Dataset entries:
::::::::

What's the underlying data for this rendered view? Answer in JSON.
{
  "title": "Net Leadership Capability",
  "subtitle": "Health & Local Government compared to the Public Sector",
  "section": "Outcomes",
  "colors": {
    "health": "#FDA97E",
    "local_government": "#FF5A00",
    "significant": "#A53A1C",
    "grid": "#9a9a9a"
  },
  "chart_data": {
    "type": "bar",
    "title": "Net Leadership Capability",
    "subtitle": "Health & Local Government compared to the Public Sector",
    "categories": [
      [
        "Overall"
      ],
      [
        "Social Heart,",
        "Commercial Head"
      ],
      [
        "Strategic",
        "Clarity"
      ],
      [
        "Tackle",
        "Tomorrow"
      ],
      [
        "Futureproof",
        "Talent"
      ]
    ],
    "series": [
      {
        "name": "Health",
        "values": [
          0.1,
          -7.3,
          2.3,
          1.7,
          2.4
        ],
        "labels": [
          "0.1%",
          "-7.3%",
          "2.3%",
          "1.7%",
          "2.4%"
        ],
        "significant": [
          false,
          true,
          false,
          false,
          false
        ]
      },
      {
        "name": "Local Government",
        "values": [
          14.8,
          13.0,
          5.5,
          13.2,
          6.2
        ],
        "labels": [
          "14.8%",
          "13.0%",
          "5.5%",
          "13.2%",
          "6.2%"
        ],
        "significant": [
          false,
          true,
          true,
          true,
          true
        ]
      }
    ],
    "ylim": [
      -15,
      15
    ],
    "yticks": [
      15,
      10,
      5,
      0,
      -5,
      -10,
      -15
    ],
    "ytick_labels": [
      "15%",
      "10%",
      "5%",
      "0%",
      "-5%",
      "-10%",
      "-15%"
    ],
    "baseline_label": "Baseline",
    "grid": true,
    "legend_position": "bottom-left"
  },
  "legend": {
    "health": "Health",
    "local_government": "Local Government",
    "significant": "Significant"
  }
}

::::::::

TASK OBJECTIVE:
Work through the listing above and report how many lines include the string "Leadership", with no other text.

FULL ANSWER:
2